■ **Stored items**
◆ ◆ ◆

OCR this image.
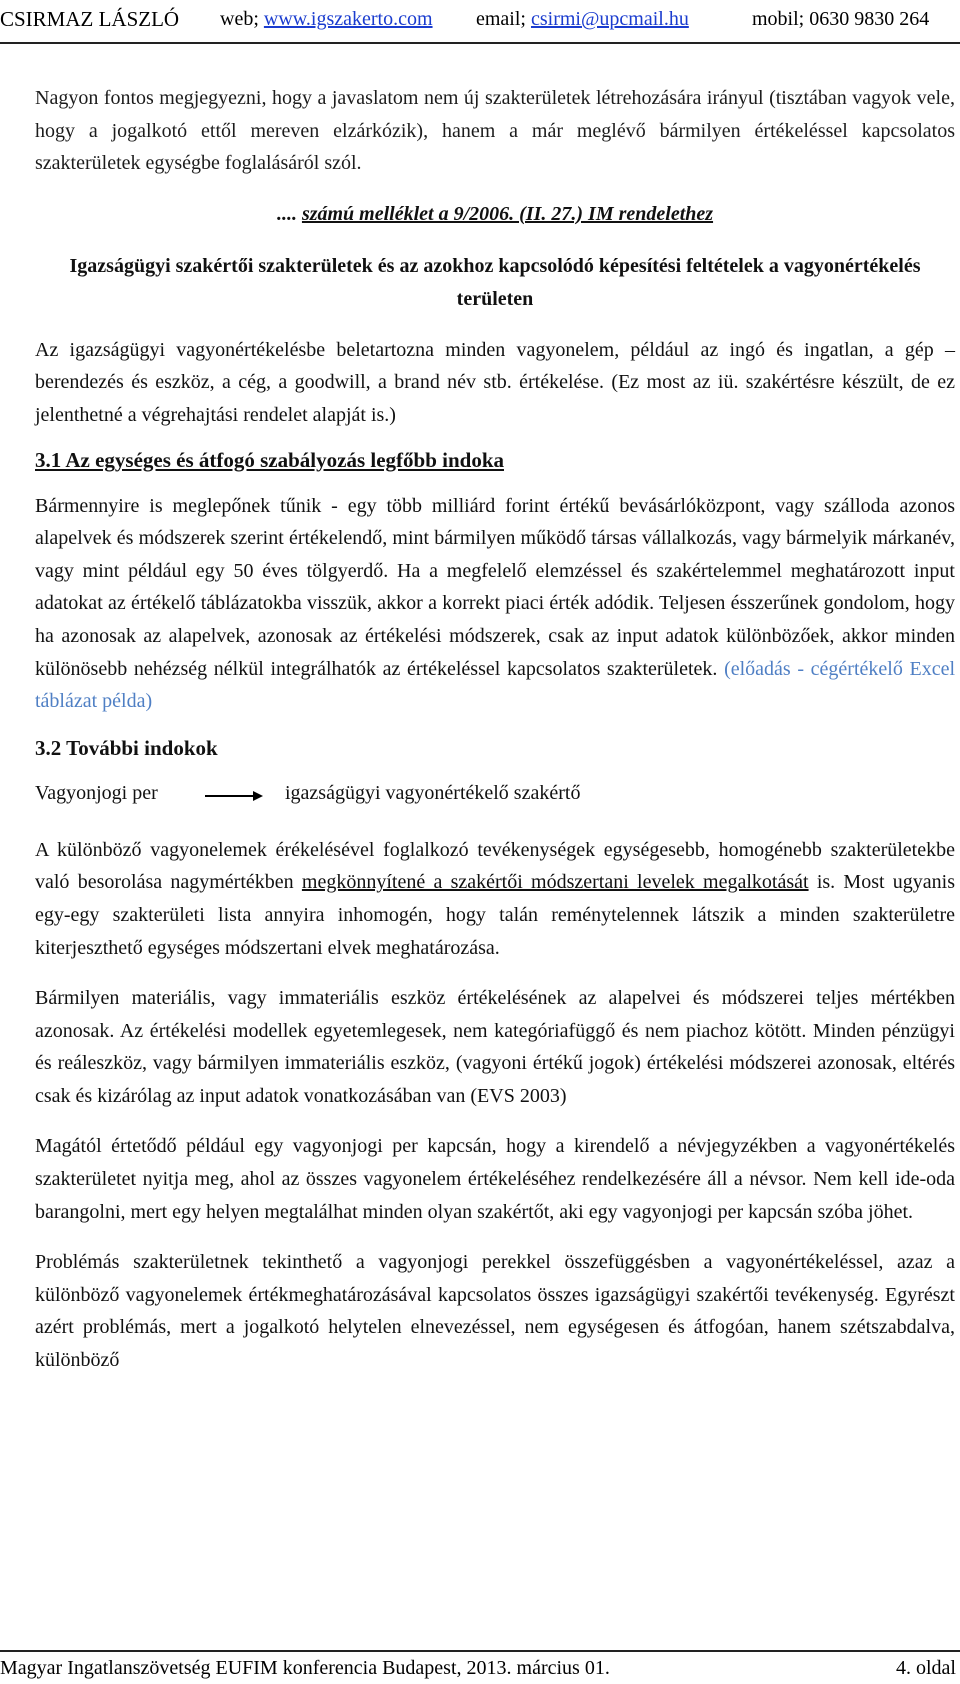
CSIRMAZ LÁSZLÓ web; www.igszakerto.com email; csirmi@upcmail.hu	mobil; 0630 9830 264

Nagyon fontos megjegyezni, hogy a javaslatom nem új szakterületek létrehozására irányul (tisztában vagyok vele, hogy a jogalkotó ettől mereven elzárkózik), hanem a már meglévő bármilyen értékeléssel kapcsolatos szakterületek egységbe foglalásáról szól.

.... számú melléklet a 9/2006. (II. 27.) IM rendelethez
Igazságügyi szakértői szakterületek és az azokhoz kapcsolódó képesítési feltételek a vagyonértékelés területen

Az igazságügyi vagyonértékelésbe beletartozna minden vagyonelem, például az ingó és ingatlan, a gép – berendezés és eszköz, a cég, a goodwill, a brand név stb. értékelése. (Ez most az iü. szakértésre készült, de ez jelenthetné a végrehajtási rendelet alapját is.)

3.1 Az egységes és átfogó szabályozás legfőbb indoka

Bármennyire is meglepőnek tűnik - egy több milliárd forint értékű bevásárlóközpont, vagy szálloda azonos alapelvek és módszerek szerint értékelendő, mint bármilyen működő társas vállalkozás, vagy bármelyik márkanév, vagy mint például egy 50 éves tölgyerdő. Ha a megfelelő elemzéssel és szakértelemmel meghatározott input adatokat az értékelő táblázatokba visszük, akkor a korrekt piaci érték adódik. Teljesen ésszerűnek gondolom, hogy ha azonosak az alapelvek, azonosak az értékelési módszerek, csak az input adatok különbözőek, akkor minden különösebb nehézség nélkül integrálhatók az értékeléssel kapcsolatos szakterületek. (előadás - cégértékelő Excel táblázat példa)

3.2 További indokok
Vagyonjogi per	igazságügyi vagyonértékelő szakértő

A különböző vagyonelemek érékelésével foglalkozó tevékenységek egységesebb, homogénebb szakterületekbe való besorolása nagymértékben megkönnyítené a szakértői módszertani levelek megalkotását is. Most ugyanis egy-egy szakterületi lista annyira inhomogén, hogy talán reménytelennek látszik a minden szakterületre kiterjeszthető egységes módszertani elvek meghatározása.

Bármilyen materiális, vagy immateriális eszköz értékelésének az alapelvei és módszerei teljes mértékben azonosak. Az értékelési modellek egyetemlegesek, nem kategóriafüggő és nem piachoz kötött. Minden pénzügyi és reáleszköz, vagy bármilyen immateriális eszköz, (vagyoni értékű jogok) értékelési módszerei azonosak, eltérés csak és kizárólag az input adatok vonatkozásában van (EVS 2003)

Magától értetődő például egy vagyonjogi per kapcsán, hogy a kirendelő a névjegyzékben a vagyonértékelés szakterületet nyitja meg, ahol az összes vagyonelem értékeléséhez rendelkezésére áll a névsor. Nem kell ide-oda barangolni, mert egy helyen megtalálhat minden olyan szakértőt, aki egy vagyonjogi per kapcsán szóba jöhet.

Problémás szakterületnek tekinthető a vagyonjogi perekkel összefüggésben a vagyonértékeléssel, azaz a különböző vagyonelemek értékmeghatározásával kapcsolatos összes igazságügyi szakértői tevékenység. Egyrészt azért problémás, mert a jogalkotó helytelen elnevezéssel, nem egységesen és átfogóan, hanem szétszabdalva, különböző

Magyar Ingatlanszövetség EUFIM konferencia Budapest, 2013. március 01.	4. oldal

◆ ◆ ◆

■ **Written instruction**
Check each line of the entries above, and show every one holding the word "jogalkotó".

■ **Exercise result**
Nagyon fontos megjegyezni, hogy a javaslatom nem új szakterületek létrehozására irányul (tisztában vagyok vele, hogy a jogalkotó ettől mereven elzárkózik), hanem a már meglévő bármilyen értékeléssel kapcsolatos szakterületek egységbe foglalásáról szól.
Problémás szakterületnek tekinthető a vagyonjogi perekkel összefüggésben a vagyonértékeléssel, azaz a különböző vagyonelemek értékmeghatározásával kapcsolatos összes igazságügyi szakértői tevékenység. Egyrészt azért problémás, mert a jogalkotó helytelen elnevezéssel, nem egységesen és átfogóan, hanem szétszabdalva, különböző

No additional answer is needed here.